▶ [INSTRUCTIONS FOR THE TASK] Could you render each line of the rows below as a Markdown table with the columns No. and Line, skipping blank lines and leaving the pictures out?
-*-
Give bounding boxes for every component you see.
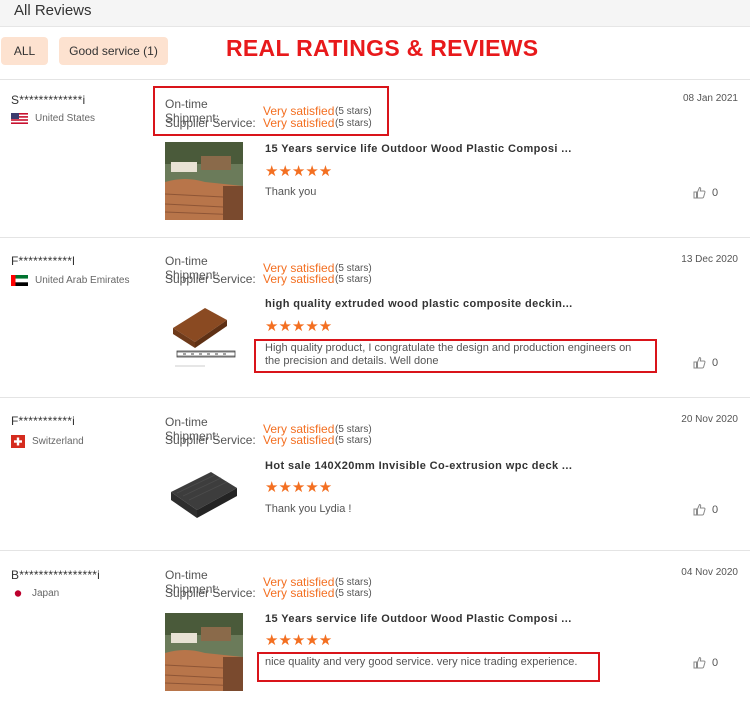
- product-star-rating: ★★★★★: [265, 632, 333, 649]
- product-thumbnail[interactable]: [165, 613, 243, 691]
- service-stars-text: (5 stars): [335, 117, 372, 129]
- product-star-rating: ★★★★★: [265, 479, 333, 496]
- filter-all-button[interactable]: ALL: [1, 37, 48, 65]
- product-thumbnail[interactable]: [165, 298, 243, 376]
- service-rating: Supplier Service: Very satisfied (5 star…: [165, 272, 372, 286]
- service-value: Very satisfied: [263, 272, 335, 286]
- reviewer-country: Japan: [11, 588, 59, 599]
- japan-flag-icon: [11, 588, 25, 599]
- service-rating: Supplier Service: Very satisfied (5 star…: [165, 586, 372, 600]
- promo-banner-text: REAL RATINGS & REVIEWS: [226, 35, 539, 61]
- reviewer-name: S*************i: [11, 93, 86, 107]
- filter-good-service-button[interactable]: Good service (1): [59, 37, 168, 65]
- shipment-stars-text: (5 stars): [335, 105, 372, 117]
- thumbs-up-icon: [693, 356, 706, 369]
- reviewer-name: F***********i: [11, 414, 75, 428]
- switzerland-flag-icon: [11, 435, 25, 448]
- review-date: 08 Jan 2021: [682, 93, 738, 104]
- reviewer-country: United Arab Emirates: [11, 275, 130, 286]
- review-comment: nice quality and very good service. very…: [265, 656, 578, 668]
- like-count: 0: [712, 503, 719, 516]
- service-rating: Supplier Service: Very satisfied (5 star…: [165, 433, 372, 447]
- review-date: 13 Dec 2020: [681, 254, 738, 265]
- thumbs-up-icon: [693, 503, 706, 516]
- service-stars-text: (5 stars): [335, 273, 372, 285]
- product-title-link[interactable]: Hot sale 140X20mm Invisible Co-extrusion…: [265, 460, 572, 472]
- reviews-header: All Reviews: [0, 0, 750, 27]
- product-title-link[interactable]: 15 Years service life Outdoor Wood Plast…: [265, 613, 572, 625]
- country-label: United Arab Emirates: [35, 275, 130, 286]
- review-date: 20 Nov 2020: [681, 414, 738, 425]
- like-count: 0: [712, 186, 719, 199]
- like-button[interactable]: 0: [693, 656, 718, 669]
- uae-flag-icon: [11, 275, 28, 286]
- like-button[interactable]: 0: [693, 503, 718, 516]
- service-label: Supplier Service:: [165, 116, 256, 130]
- product-title-link[interactable]: high quality extruded wood plastic compo…: [265, 298, 573, 310]
- product-thumbnail[interactable]: [165, 142, 243, 220]
- service-label: Supplier Service:: [165, 586, 256, 600]
- service-value: Very satisfied: [263, 116, 335, 130]
- like-button[interactable]: 0: [693, 186, 718, 199]
- review-date: 04 Nov 2020: [681, 567, 738, 578]
- thumbs-up-icon: [693, 656, 706, 669]
- reviewer-name: F***********l: [11, 254, 75, 268]
- filter-bar: ALL Good service (1) REAL RATINGS & REVI…: [0, 30, 750, 80]
- product-title-link[interactable]: 15 Years service life Outdoor Wood Plast…: [265, 143, 572, 155]
- service-stars-text: (5 stars): [335, 434, 372, 446]
- reviewer-name: B****************i: [11, 568, 100, 582]
- review-comment: Thank you Lydia !: [265, 503, 352, 515]
- review-item: B****************i Japan On-time Shipmen…: [0, 551, 750, 701]
- review-item: F***********i Switzerland On-time Shipme…: [0, 398, 750, 551]
- country-label: United States: [35, 113, 96, 124]
- product-star-rating: ★★★★★: [265, 163, 333, 180]
- service-label: Supplier Service:: [165, 272, 256, 286]
- service-rating: Supplier Service: Very satisfied (5 star…: [165, 116, 372, 130]
- product-thumbnail[interactable]: [165, 458, 243, 536]
- thumbs-up-icon: [693, 186, 706, 199]
- page-title: All Reviews: [14, 2, 92, 19]
- review-comment: High quality product, I congratulate the…: [265, 342, 632, 367]
- like-count: 0: [712, 356, 719, 369]
- service-value: Very satisfied: [263, 586, 335, 600]
- us-flag-icon: [11, 113, 28, 124]
- service-label: Supplier Service:: [165, 433, 256, 447]
- country-label: Japan: [32, 588, 60, 599]
- product-star-rating: ★★★★★: [265, 318, 333, 335]
- review-item: F***********l United Arab Emirates On-ti…: [0, 238, 750, 398]
- like-button[interactable]: 0: [693, 356, 718, 369]
- reviewer-country: Switzerland: [11, 435, 84, 448]
- review-comment: Thank you: [265, 186, 317, 198]
- country-label: Switzerland: [32, 436, 84, 447]
- service-stars-text: (5 stars): [335, 587, 372, 599]
- service-value: Very satisfied: [263, 433, 335, 447]
- reviewer-country: United States: [11, 113, 95, 124]
- like-count: 0: [712, 656, 719, 669]
- review-item: S*************i United States On-time Sh…: [0, 81, 750, 238]
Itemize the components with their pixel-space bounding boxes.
-*-
▶ [FULL SOLUTION]
| No. | Line |
|---|---|
| 1 | Give bounding boxes for every component you see. |
| 2 | - product-star-rating: ★★★★★: [265, 632, 333, 649] |
| 3 | - product-thumbnail[interactable]: [165, 613, 243, 691] |
| 4 | - service-stars-text: (5 stars): [335, 117, 372, 129] |
| 5 | - product-star-rating: ★★★★★: [265, 479, 333, 496] |
| 6 | - filter-all-button[interactable]: ALL: [1, 37, 48, 65] |
| 7 | - product-thumbnail[interactable]: [165, 298, 243, 376] |
| 8 | - service-rating: Supplier Service: Very satisfied (5 star…: [165, 272, 372, 286] |
| 9 | - service-value: Very satisfied: [263, 272, 335, 286] |
| 10 | - reviewer-country: Japan: [11, 588, 59, 599] |
| 11 | - japan-flag-icon: [11, 588, 25, 599] |
| 12 | - service-rating: Supplier Service: Very satisfied (5 star…: [165, 586, 372, 600] |
| 13 | - promo-banner-text: REAL RATINGS & REVIEWS: [226, 35, 539, 61] |
| 14 | - reviewer-name: S*************i: [11, 93, 86, 107] |
| 15 | - filter-good-service-button[interactable]: Good service (1): [59, 37, 168, 65] |
| 16 | - shipment-stars-text: (5 stars): [335, 105, 372, 117] |
| 17 | - thumbs-up-icon: [693, 356, 706, 369] |
| 18 | - reviewer-name: F***********i: [11, 414, 75, 428] |
| 19 | - switzerland-flag-icon: [11, 435, 25, 448] |
| 20 | - review-date: 08 Jan 2021: [682, 93, 738, 104] |
| 21 | - reviewer-country: United Arab Emirates: [11, 275, 130, 286] |
| 22 | - review-comment: nice quality and very good service. very…: [265, 656, 578, 668] |
| 23 | - like-count: 0: [712, 503, 719, 516] |
| 24 | - service-rating: Supplier Service: Very satisfied (5 star…: [165, 433, 372, 447] |
| 25 | - review-date: 13 Dec 2020: [681, 254, 738, 265] |
| 26 | - thumbs-up-icon: [693, 503, 706, 516] |
| 27 | - service-stars-text: (5 stars): [335, 273, 372, 285] |
| 28 | - product-title-link[interactable]: Hot sale 140X20mm Invisible Co-extrusion…: [265, 460, 572, 472] |
| 29 | - reviews-header: All Reviews: [0, 0, 750, 27] |
| 30 | - product-title-link[interactable]: 15 Years service life Outdoor Wood Plast…: [265, 613, 572, 625] |
| 31 | - country-label: United Arab Emirates: [35, 275, 130, 286] |
| 32 | - review-date: 20 Nov 2020: [681, 414, 738, 425] |
| 33 | - like-count: 0: [712, 186, 719, 199] |
| 34 | - like-button[interactable]: 0: [693, 656, 718, 669] |
| 35 | - uae-flag-icon: [11, 275, 28, 286] |
| 36 | - like-button[interactable]: 0: [693, 503, 718, 516] |
| 37 | - service-label: Supplier Service:: [165, 116, 256, 130] |
| 38 | - product-title-link[interactable]: high quality extruded wood plastic compo…: [265, 298, 573, 310] |
| 39 | - product-thumbnail[interactable]: [165, 142, 243, 220] |
| 40 | - service-label: Supplier Service:: [165, 586, 256, 600] |
| 41 | - service-value: Very satisfied: [263, 116, 335, 130] |
| 42 | - like-button[interactable]: 0: [693, 186, 718, 199] |
| 43 | - review-date: 04 Nov 2020: [681, 567, 738, 578] |
| 44 | - thumbs-up-icon: [693, 656, 706, 669] |
| 45 | - reviewer-name: F***********l: [11, 254, 75, 268] |
| 46 | - filter-bar: ALL Good service (1) REAL RATINGS & REVI…: [0, 30, 750, 80] |
| 47 | - product-title-link[interactable]: 15 Years service life Outdoor Wood Plast…: [265, 143, 572, 155] |
| 48 | - service-stars-text: (5 stars): [335, 434, 372, 446] |
| 49 | - reviewer-name: B****************i: [11, 568, 100, 582] |
| 50 | - review-comment: Thank you Lydia !: [265, 503, 352, 515] |
| 51 | - review-item: B****************i Japan On-time Shipmen…: [0, 551, 750, 701] |
| 52 | - review-item: F***********i Switzerland On-time Shipme…: [0, 398, 750, 551] |
| 53 | - country-label: United States: [35, 113, 96, 124] |
| 54 | - product-star-rating: ★★★★★: [265, 163, 333, 180] |
| 55 | - service-label: Supplier Service:: [165, 272, 256, 286] |
| 56 | - service-rating: Supplier Service: Very satisfied (5 star…: [165, 116, 372, 130] |
| 57 | - product-thumbnail[interactable]: [165, 458, 243, 536] |
| 58 | - thumbs-up-icon: [693, 186, 706, 199] |
| 59 | - page-title: All Reviews: [14, 2, 92, 19] |
| 60 | - review-comment: High quality product, I congratulate the…: [265, 342, 632, 367] |
| 61 | - like-count: 0: [712, 356, 719, 369] |
| 62 | - service-value: Very satisfied: [263, 586, 335, 600] |
| 63 | - us-flag-icon: [11, 113, 28, 124] |
| 64 | - service-label: Supplier Service:: [165, 433, 256, 447] |
| 65 | - country-label: Japan: [32, 588, 60, 599] |
| 66 | - product-star-rating: ★★★★★: [265, 318, 333, 335] |
| 67 | - review-item: F***********l United Arab Emirates On-ti…: [0, 238, 750, 398] |
| 68 | - like-button[interactable]: 0: [693, 356, 718, 369] |
| 69 | - reviewer-country: Switzerland: [11, 435, 84, 448] |
| 70 | - review-comment: Thank you: [265, 186, 317, 198] |
| 71 | - country-label: Switzerland: [32, 436, 84, 447] |
| 72 | - service-stars-text: (5 stars): [335, 587, 372, 599] |
| 73 | - service-value: Very satisfied: [263, 433, 335, 447] |
| 74 | - reviewer-country: United States: [11, 113, 95, 124] |
| 75 | - like-count: 0: [712, 656, 719, 669] |
| 76 | - review-item: S*************i United States On-time Sh…: [0, 81, 750, 238] |
| 77 | Itemize the components with their pixel-space bounding boxes. |